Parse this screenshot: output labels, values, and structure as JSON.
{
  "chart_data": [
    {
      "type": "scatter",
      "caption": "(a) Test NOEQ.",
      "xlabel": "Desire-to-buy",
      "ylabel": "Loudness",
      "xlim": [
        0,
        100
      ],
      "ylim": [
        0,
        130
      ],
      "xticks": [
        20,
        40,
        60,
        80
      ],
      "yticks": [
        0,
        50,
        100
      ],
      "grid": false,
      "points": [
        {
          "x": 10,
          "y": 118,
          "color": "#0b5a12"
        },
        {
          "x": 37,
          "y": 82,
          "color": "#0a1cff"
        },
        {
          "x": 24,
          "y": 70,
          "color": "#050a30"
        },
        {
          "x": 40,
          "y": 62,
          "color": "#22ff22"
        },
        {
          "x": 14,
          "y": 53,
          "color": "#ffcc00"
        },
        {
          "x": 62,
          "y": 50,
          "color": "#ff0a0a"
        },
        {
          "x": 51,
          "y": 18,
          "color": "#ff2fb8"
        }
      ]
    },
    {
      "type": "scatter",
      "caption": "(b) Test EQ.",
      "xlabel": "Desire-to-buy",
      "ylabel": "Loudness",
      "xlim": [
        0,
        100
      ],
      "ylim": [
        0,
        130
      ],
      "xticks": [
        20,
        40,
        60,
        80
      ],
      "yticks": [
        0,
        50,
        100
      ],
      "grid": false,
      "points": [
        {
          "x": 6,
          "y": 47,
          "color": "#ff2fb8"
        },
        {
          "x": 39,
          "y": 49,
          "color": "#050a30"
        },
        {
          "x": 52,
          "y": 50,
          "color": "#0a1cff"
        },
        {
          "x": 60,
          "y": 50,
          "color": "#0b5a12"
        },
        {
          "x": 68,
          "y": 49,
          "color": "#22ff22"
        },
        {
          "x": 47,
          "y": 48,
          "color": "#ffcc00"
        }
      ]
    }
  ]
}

..............................

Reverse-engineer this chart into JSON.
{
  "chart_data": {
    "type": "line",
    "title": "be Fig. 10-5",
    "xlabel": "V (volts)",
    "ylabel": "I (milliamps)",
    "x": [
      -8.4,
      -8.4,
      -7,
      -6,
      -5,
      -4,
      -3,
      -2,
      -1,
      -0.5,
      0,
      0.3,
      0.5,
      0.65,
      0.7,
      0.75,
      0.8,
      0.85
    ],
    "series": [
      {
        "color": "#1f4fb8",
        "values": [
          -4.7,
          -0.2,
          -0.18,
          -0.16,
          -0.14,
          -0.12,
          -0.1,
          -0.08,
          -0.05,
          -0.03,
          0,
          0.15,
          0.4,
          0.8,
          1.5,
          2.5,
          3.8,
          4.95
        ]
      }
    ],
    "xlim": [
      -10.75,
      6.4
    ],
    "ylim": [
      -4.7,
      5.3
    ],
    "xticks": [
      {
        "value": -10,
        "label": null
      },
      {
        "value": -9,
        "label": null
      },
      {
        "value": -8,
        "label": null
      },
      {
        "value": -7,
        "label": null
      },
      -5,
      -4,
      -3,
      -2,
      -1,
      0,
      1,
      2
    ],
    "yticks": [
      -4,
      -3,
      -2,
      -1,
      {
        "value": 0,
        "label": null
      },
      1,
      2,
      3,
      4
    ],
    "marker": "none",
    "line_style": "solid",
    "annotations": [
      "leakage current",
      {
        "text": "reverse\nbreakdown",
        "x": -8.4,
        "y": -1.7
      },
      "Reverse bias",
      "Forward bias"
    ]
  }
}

..............................

### Aim of the exercise
Go through the material and copy out every line with "this" in it.

### The response
Parse this screenshot: output labels, values, and structure as JSON.
Reverse-engineer this chart into JSON.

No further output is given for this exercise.